Given text -
──────────────────────────────

In my own quest to understand the different financial/investment options and the “where to invest” conundrum, I realised that there are many more persons like me who are quite the illiterate when it comes to managing and investing their hard-earned money in the right channels. Many, I realised, like me, have been terribly vulnerable and naïve and have suffered to some degree, more or less, in the hands of the many people calling themselves financial advisors and relationship managers (appointed by our trusted bank/s).
So, I decided to share a few snippets of my understanding of the basics, the information, I, being a complete novice, could fathom and some information which could act as a start to a person’s journey of understanding his finances (investments) a little better.
Okay, to start off the process, we should know that the burning question of the ages has been, “where do I invest?” To answer that, it is important to first understand some of the instruments of investments available in our country. Some of the popular instruments of investments, as per my knowledge, available in India, are,
- Real Estate
- Fixed Deposits
- Mutual Funds
Let us understand the above, one by one.
Over the ages, this yellow metal has been a trusted investment option for many, especially if you ask an elderly person or an orthodox person, they believe that Gold is the best investment. There is some credence to that because we have seen the value of Gold going up several times over the past decades and more. Even the Governments of countries keep Gold with them as an investment. However, is it really safe to invest in Gold? Let me start by saying that the returns on Gold can be, to put it mildly, erratic. It is used, by the regular consumers, more as a kind of a safeguard against future financial emergencies or uncertainties. If there are any political and financial turmoil in the country or anywhere else in the world, the value of Gold goes up. A currency may fail, but Gold is considered to be failproof but still as an investment option it is an unreliable instrument, for example, if we invest in Gold and expect to get very high returns if we sell it after 3-4 years then it may not happen because the returns are very uncertain. Gold is purely a speculative instrument. If a person can forecast a dip in the economy and currency of the country in the coming future, only then, a prior investment in Gold is a clever thing to do because a failing economy/currency has always shown an increase in Gold prices in India.

──────────────────────────────

Data records -
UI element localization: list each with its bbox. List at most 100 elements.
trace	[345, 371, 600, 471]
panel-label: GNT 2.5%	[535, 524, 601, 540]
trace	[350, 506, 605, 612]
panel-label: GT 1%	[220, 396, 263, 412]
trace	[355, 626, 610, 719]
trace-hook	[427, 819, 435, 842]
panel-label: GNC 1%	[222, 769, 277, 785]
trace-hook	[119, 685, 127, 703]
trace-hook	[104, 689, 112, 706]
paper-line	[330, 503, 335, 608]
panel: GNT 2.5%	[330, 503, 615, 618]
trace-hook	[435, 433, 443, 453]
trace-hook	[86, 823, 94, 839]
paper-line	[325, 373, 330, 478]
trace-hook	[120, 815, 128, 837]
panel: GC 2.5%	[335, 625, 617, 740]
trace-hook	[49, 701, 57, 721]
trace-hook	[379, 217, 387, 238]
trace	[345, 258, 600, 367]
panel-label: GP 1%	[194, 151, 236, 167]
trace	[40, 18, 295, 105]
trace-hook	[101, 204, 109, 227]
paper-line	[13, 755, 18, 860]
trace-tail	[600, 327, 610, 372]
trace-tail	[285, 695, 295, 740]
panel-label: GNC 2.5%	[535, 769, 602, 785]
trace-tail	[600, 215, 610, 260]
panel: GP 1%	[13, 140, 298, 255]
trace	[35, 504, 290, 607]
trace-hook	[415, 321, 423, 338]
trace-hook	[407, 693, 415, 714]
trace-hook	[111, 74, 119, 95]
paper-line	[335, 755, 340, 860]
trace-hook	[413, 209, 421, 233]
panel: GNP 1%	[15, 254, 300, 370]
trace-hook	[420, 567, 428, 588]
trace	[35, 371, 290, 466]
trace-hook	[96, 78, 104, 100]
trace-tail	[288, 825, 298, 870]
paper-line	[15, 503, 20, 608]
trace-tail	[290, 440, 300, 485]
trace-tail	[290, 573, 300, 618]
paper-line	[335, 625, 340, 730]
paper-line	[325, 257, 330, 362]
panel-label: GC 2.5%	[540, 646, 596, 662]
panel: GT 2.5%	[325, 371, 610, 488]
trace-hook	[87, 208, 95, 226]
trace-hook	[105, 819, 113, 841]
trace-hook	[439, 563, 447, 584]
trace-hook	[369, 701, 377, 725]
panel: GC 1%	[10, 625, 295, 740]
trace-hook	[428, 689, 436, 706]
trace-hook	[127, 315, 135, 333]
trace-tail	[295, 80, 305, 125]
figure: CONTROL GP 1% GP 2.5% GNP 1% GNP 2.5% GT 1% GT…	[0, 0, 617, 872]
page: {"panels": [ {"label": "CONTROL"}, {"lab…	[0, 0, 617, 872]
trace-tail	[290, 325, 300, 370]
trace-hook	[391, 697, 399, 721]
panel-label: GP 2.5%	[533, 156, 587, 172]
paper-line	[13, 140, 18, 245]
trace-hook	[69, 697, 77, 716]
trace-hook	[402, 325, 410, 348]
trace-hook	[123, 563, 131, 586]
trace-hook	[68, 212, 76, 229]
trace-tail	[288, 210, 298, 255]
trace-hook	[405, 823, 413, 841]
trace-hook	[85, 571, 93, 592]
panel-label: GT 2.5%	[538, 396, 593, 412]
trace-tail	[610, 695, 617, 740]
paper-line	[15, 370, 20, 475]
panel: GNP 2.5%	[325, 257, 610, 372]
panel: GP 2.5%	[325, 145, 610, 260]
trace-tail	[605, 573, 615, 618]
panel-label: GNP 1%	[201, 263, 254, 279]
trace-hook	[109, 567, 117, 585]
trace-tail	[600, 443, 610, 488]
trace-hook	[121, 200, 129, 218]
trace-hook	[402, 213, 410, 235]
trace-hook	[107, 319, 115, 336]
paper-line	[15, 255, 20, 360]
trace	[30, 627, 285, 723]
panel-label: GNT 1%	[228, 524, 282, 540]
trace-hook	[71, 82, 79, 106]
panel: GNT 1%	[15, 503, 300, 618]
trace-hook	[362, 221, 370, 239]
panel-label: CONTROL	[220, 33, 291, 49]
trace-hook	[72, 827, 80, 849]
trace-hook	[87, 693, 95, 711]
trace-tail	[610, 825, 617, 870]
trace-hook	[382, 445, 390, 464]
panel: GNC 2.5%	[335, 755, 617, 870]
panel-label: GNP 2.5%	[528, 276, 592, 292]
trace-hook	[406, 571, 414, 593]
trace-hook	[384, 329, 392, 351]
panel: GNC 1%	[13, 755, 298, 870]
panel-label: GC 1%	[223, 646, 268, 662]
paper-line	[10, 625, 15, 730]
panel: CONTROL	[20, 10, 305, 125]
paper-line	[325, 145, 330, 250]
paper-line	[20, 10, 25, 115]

──────────────────────────────

What you are asked to do -
Write the next part of the piece on investment options in India, starting right after its final sentence.

The output -
Another issue with Gold is, unlike equities and FDs, no money is invested back into the market. So, in essence, it doesn’t help the state of industries and economy of the country, so, in my opinion, and in a sense, it is sort of a dead investment. Prices of Gold are based on the demand and supply situation of the economy, at the time.
So, according to me, a wise decision would be to invest, if at all, a very small fraction of one’s investment portfolio in Gold – and the rest in other options.
According to a 2016 Gallup Poll, real estate was rated the best long-term investment – well ahead of Gold, stocks and mutual funds, savings accounts/CDs and bonds. However, in our country, real estate investment is generally for the financially comfortable/high net worth (HNI) individuals who have surplus money. It is normally not a very feasible option for the population falling in the middle-income group category and lower, as well as retiring/retired folks in India – when it comes to the masses or the general population. Real estate, like Gold and unlike FDs and mutual funds is not a very productive asset (unless it is on rent) because it is not helping the economy grow. There is some return by renting the premises, however, the returns are not good if compared with the current value of investments. Another issue is that it is a highly illiquid asset, one cannot sell it whenever one wants to, or in case of emergencies, then it is seen as a distress sale and the property is sold at a much lesser value than what it demands.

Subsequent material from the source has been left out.